Directions: In the records below, pick out all lines containing the word "Aurelio".
----- The input -----
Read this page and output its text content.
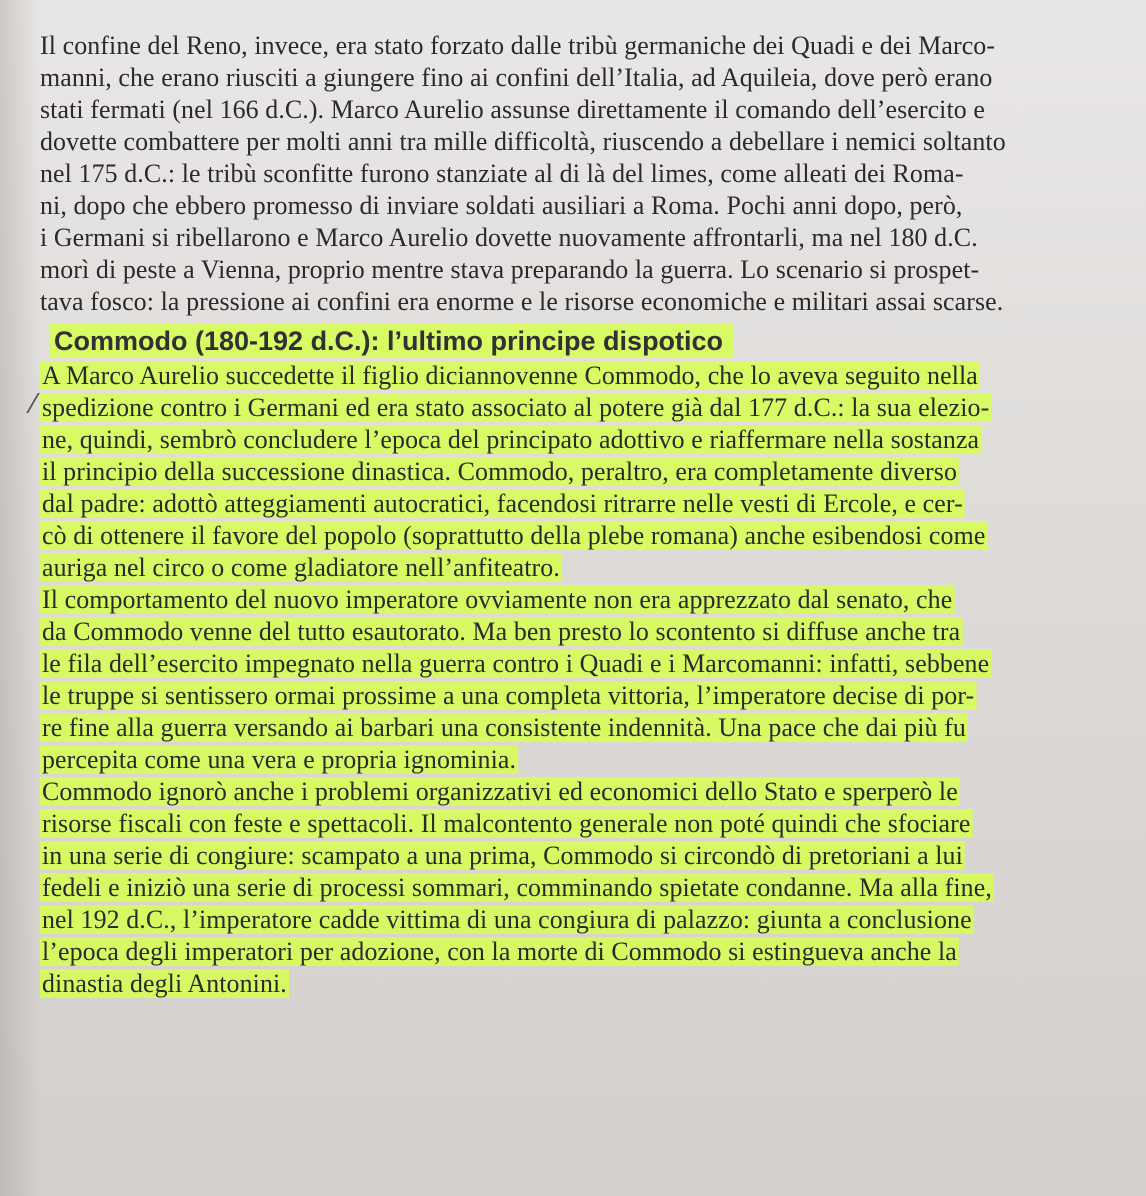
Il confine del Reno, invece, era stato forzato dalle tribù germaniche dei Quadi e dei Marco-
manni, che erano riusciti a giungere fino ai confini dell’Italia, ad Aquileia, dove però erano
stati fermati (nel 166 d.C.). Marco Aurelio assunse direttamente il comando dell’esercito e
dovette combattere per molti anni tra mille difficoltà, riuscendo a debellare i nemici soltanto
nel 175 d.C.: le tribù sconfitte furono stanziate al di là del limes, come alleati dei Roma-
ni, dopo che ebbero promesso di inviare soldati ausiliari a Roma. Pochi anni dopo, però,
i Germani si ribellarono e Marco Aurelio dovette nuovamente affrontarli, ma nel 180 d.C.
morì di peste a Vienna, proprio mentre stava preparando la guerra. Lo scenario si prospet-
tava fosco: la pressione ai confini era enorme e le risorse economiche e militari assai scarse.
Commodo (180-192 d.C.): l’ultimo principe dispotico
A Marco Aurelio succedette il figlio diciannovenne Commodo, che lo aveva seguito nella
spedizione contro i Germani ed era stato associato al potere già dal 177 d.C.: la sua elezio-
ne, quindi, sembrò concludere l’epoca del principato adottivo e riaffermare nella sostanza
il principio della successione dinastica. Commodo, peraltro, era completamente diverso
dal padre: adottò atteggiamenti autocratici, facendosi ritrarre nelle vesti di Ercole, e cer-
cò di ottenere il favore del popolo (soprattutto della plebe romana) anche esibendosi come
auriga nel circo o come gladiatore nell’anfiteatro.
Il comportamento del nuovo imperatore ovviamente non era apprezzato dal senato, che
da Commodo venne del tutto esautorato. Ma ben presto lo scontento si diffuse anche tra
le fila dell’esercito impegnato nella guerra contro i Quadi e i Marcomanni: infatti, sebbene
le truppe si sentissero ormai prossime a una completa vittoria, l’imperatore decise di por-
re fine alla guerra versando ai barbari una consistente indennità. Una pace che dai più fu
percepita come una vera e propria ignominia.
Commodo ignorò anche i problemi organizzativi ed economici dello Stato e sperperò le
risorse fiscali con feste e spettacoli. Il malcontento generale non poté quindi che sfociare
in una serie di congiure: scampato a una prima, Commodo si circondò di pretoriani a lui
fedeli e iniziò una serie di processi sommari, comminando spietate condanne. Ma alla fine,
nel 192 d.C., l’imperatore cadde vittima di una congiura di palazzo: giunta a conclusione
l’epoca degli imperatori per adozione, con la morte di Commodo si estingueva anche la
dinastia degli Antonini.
-----
----- The input -----
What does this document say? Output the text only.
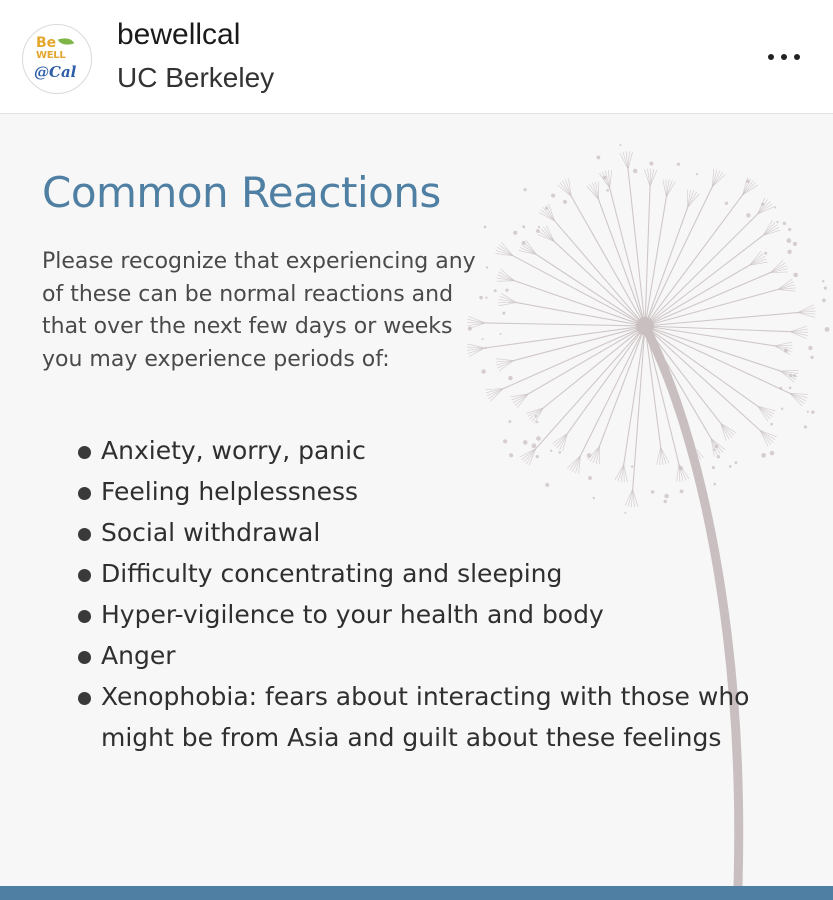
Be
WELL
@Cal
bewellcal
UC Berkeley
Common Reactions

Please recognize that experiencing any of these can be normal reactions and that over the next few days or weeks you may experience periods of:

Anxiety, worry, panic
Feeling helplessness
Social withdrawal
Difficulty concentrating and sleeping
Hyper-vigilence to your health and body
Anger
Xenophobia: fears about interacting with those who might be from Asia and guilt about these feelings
-----
Answer to this task:
stati fermati (nel 166 d.C.). Marco Aurelio assunse direttamente il comando dell’esercito e
i Germani si ribellarono e Marco Aurelio dovette nuovamente affrontarli, ma nel 180 d.C.
A Marco Aurelio succedette il figlio diciannovenne Commodo, che lo aveva seguito nella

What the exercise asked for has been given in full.